▸ REQUIREMENT:
Reproduce verbatim the part of the entries that opens with the line containing "Localize each UI" and closes with the line containing "progress-bar: [16, 347, 495, 361]", including both of those lines.

▸ SUPPLIED ENTRIES:
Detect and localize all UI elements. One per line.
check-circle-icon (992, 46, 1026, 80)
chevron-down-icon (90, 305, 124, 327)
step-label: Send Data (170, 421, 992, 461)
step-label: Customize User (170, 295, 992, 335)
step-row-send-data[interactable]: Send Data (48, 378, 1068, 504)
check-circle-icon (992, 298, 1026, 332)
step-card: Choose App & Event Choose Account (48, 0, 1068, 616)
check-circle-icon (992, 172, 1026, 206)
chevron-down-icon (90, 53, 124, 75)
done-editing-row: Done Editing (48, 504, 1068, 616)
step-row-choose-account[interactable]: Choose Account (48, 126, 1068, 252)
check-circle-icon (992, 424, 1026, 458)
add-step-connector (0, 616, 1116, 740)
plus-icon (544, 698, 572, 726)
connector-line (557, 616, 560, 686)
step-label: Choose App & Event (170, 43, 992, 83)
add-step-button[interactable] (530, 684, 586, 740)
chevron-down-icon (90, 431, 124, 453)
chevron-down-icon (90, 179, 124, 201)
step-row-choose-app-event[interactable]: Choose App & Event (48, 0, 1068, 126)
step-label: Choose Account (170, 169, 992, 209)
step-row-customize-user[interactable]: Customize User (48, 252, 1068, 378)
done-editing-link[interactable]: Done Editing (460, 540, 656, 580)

* * *

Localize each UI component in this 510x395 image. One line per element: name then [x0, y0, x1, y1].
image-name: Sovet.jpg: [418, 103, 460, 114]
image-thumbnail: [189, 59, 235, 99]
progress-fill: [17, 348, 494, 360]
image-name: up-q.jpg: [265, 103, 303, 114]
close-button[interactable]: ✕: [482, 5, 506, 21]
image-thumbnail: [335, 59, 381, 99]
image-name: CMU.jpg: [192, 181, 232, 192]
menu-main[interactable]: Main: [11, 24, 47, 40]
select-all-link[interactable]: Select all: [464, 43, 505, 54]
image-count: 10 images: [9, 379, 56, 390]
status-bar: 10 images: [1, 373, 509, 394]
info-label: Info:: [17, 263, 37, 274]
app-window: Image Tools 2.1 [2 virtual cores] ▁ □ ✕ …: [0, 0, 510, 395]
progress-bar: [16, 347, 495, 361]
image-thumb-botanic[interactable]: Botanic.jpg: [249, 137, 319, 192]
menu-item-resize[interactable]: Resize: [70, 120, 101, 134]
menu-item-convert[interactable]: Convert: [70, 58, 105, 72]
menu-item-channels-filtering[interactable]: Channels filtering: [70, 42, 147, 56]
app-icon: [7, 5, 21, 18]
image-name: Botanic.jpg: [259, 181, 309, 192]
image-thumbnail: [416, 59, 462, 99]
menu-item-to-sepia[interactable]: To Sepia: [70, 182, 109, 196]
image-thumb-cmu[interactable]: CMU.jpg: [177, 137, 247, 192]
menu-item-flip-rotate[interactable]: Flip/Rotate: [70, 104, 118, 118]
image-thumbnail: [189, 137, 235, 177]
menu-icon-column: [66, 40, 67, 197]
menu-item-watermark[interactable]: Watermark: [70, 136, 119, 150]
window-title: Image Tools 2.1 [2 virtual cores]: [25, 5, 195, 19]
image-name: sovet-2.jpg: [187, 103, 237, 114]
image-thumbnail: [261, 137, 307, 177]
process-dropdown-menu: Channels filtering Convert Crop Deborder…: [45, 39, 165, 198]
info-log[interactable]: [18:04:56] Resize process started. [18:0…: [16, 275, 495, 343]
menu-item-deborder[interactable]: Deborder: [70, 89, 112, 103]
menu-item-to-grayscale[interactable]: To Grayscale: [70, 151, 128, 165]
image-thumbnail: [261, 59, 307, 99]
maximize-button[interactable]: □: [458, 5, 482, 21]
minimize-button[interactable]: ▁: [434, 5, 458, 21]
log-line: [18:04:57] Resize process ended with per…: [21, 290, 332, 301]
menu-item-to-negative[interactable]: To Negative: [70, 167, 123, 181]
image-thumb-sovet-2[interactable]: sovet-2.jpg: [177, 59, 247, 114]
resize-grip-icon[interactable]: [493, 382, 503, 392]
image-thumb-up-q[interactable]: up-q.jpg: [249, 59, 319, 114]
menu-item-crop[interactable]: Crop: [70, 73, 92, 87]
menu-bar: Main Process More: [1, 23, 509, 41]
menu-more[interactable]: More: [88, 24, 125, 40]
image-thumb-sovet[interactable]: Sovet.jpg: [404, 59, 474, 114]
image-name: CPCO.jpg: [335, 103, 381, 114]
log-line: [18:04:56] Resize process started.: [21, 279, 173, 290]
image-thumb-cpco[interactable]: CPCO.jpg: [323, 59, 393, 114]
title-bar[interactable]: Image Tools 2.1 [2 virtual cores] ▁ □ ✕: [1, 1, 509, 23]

▸ RESPONSE TO THIS TASK:
Localize each UI component in this 510x395 image. One line per element: name then [x0, y0, x1, y1].
image-name: Sovet.jpg: [418, 103, 460, 114]
image-thumbnail: [189, 59, 235, 99]
progress-fill: [17, 348, 494, 360]
image-name: up-q.jpg: [265, 103, 303, 114]
close-button[interactable]: ✕: [482, 5, 506, 21]
image-thumbnail: [335, 59, 381, 99]
image-name: CMU.jpg: [192, 181, 232, 192]
menu-main[interactable]: Main: [11, 24, 47, 40]
select-all-link[interactable]: Select all: [464, 43, 505, 54]
image-count: 10 images: [9, 379, 56, 390]
status-bar: 10 images: [1, 373, 509, 394]
info-label: Info:: [17, 263, 37, 274]
app-window: Image Tools 2.1 [2 virtual cores] ▁ □ ✕ …: [0, 0, 510, 395]
progress-bar: [16, 347, 495, 361]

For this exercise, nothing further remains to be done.